>> START

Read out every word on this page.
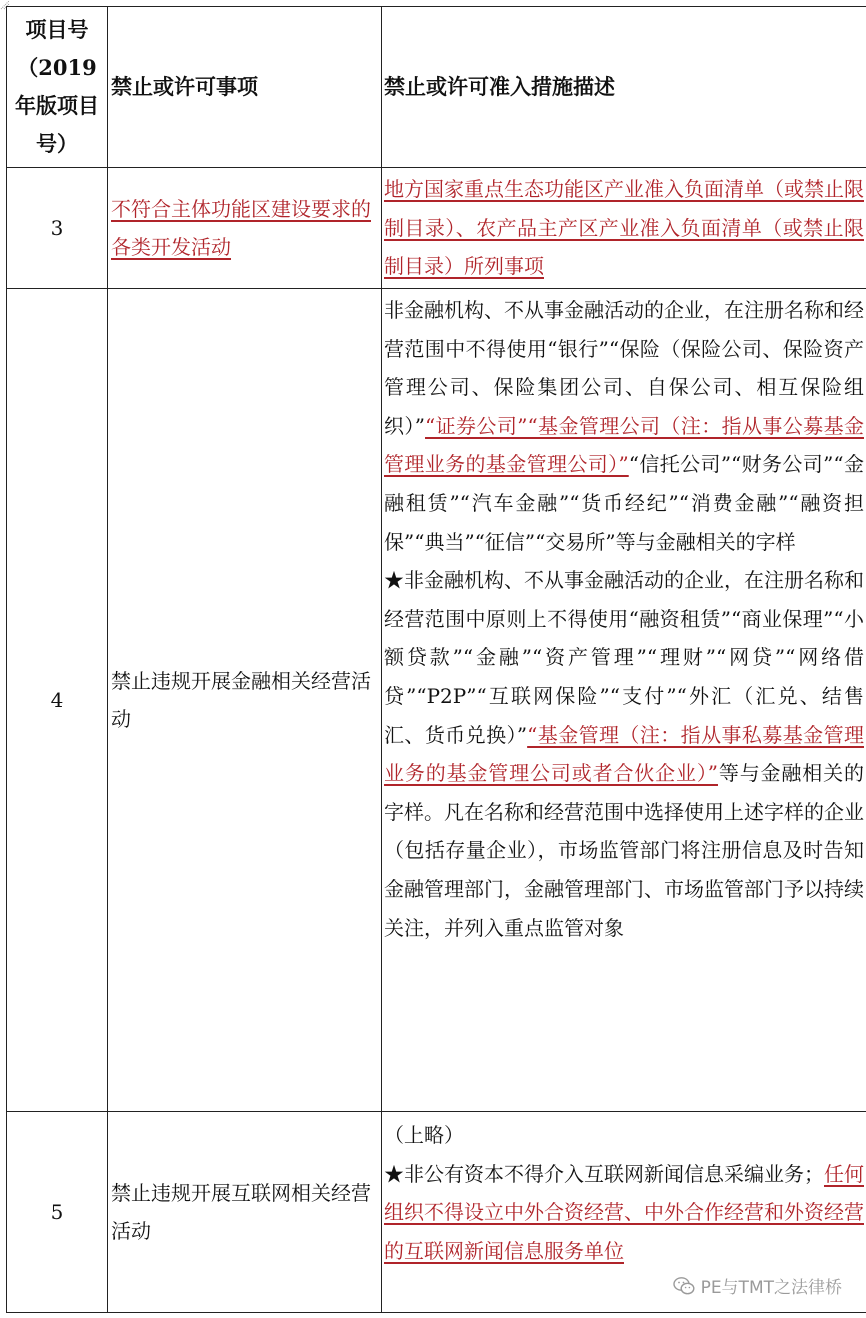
项目号（2019年版项目号）	禁止或许可事项	禁止或许可准入措施描述
3	不符合主体功能区建设要求的各类开发活动	地方国家重点生态功能区产业准入负面清单（或禁止限制目录）、农产品主产区产业准入负面清单（或禁止限制目录）所列事项
4	禁止违规开展金融相关经营活动	非金融机构、不从事金融活动的企业，在注册名称和经营范围中不得使用“银行”“保险（保险公司、保险资产管理公司、保险集团公司、自保公司、相互保险组织）”“证券公司”“基金管理公司（注：指从事公募基金管理业务的基金管理公司）”“信托公司”“财务公司”“金融租赁”“汽车金融”“货币经纪”“消费金融”“融资担保”“典当”“征信”“交易所”等与金融相关的字样

★非金融机构、不从事金融活动的企业，在注册名称和经营范围中原则上不得使用“融资租赁”“商业保理”“小额贷款”“金融”“资产管理”“理财”“网贷”“网络借贷”“P2P”“互联网保险”“支付”“外汇（汇兑、结售汇、货币兑换）”“基金管理（注：指从事私募基金管理业务的基金管理公司或者合伙企业）”等与金融相关的字样。凡在名称和经营范围中选择使用上述字样的企业（包括存量企业），市场监管部门将注册信息及时告知金融管理部门，金融管理部门、市场监管部门予以持续关注，并列入重点监管对象

5	禁止违规开展互联网相关经营活动	（上略）

★非公有资本不得介入互联网新闻信息采编业务；任何组织不得设立中外合资经营、中外合作经营和外资经营的互联网新闻信息服务单位

PE与TMT之法律桥
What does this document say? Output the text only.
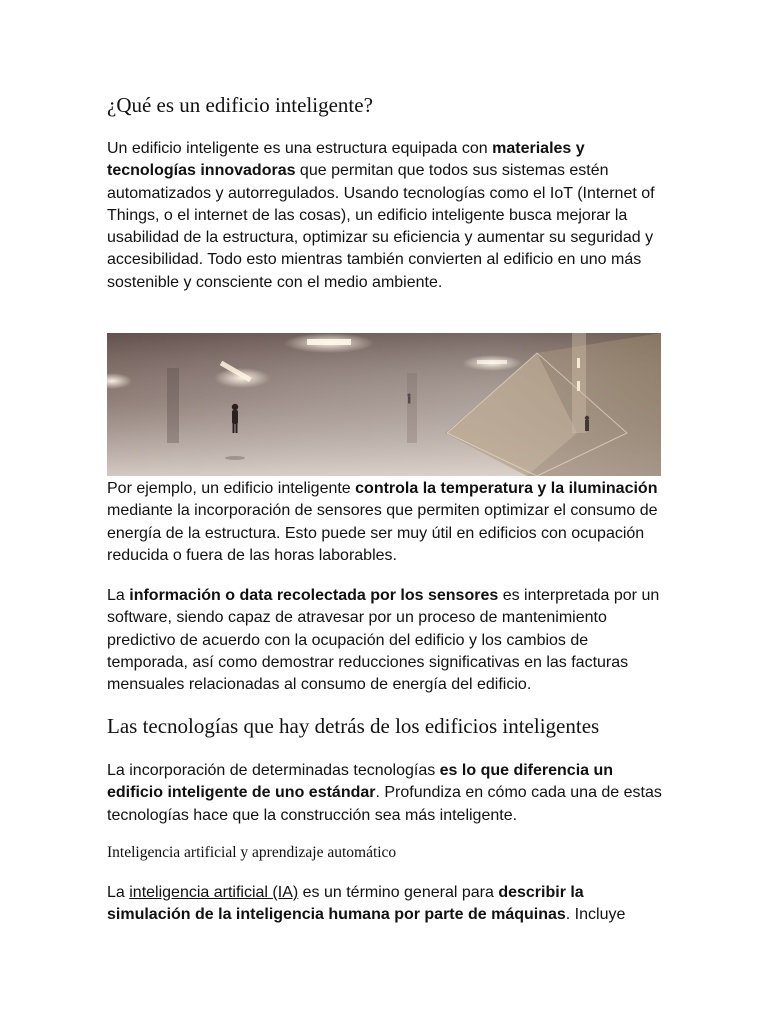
¿Qué es un edificio inteligente?
Un edificio inteligente es una estructura equipada con materiales y tecnologías innovadoras que permitan que todos sus sistemas estén automatizados y autorregulados. Usando tecnologías como el IoT (Internet of Things, o el internet de las cosas), un edificio inteligente busca mejorar la usabilidad de la estructura, optimizar su eficiencia y aumentar su seguridad y accesibilidad. Todo esto mientras también convierten al edificio en uno más sostenible y consciente con el medio ambiente.
Por ejemplo, un edificio inteligente controla la temperatura y la iluminación mediante la incorporación de sensores que permiten optimizar el consumo de energía de la estructura. Esto puede ser muy útil en edificios con ocupación reducida o fuera de las horas laborables.
La información o data recolectada por los sensores es interpretada por un software, siendo capaz de atravesar por un proceso de mantenimiento predictivo de acuerdo con la ocupación del edificio y los cambios de temporada, así como demostrar reducciones significativas en las facturas mensuales relacionadas al consumo de energía del edificio.
Las tecnologías que hay detrás de los edificios inteligentes
La incorporación de determinadas tecnologías es lo que diferencia un edificio inteligente de uno estándar. Profundiza en cómo cada una de estas tecnologías hace que la construcción sea más inteligente.
Inteligencia artificial y aprendizaje automático
La inteligencia artificial (IA) es un término general para describir la simulación de la inteligencia humana por parte de máquinas. Incluye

>> END

**WHAT YOU NEED TO DO:** Beginning with the line that contains "What does this" and ending with the last line of the data above, output those lines exactly and nothing more, without any pictures.

**WRITTEN ANSWER:**
What does this document say? Output the text only.
¿Qué es un edificio inteligente?
Un edificio inteligente es una estructura equipada con materiales y tecnologías innovadoras que permitan que todos sus sistemas estén automatizados y autorregulados. Usando tecnologías como el IoT (Internet of Things, o el internet de las cosas), un edificio inteligente busca mejorar la usabilidad de la estructura, optimizar su eficiencia y aumentar su seguridad y accesibilidad. Todo esto mientras también convierten al edificio en uno más sostenible y consciente con el medio ambiente.
Por ejemplo, un edificio inteligente controla la temperatura y la iluminación mediante la incorporación de sensores que permiten optimizar el consumo de energía de la estructura. Esto puede ser muy útil en edificios con ocupación reducida o fuera de las horas laborables.
La información o data recolectada por los sensores es interpretada por un software, siendo capaz de atravesar por un proceso de mantenimiento predictivo de acuerdo con la ocupación del edificio y los cambios de temporada, así como demostrar reducciones significativas en las facturas mensuales relacionadas al consumo de energía del edificio.
Las tecnologías que hay detrás de los edificios inteligentes
La incorporación de determinadas tecnologías es lo que diferencia un edificio inteligente de uno estándar. Profundiza en cómo cada una de estas tecnologías hace que la construcción sea más inteligente.
Inteligencia artificial y aprendizaje automático
La inteligencia artificial (IA) es un término general para describir la simulación de la inteligencia humana por parte de máquinas. Incluye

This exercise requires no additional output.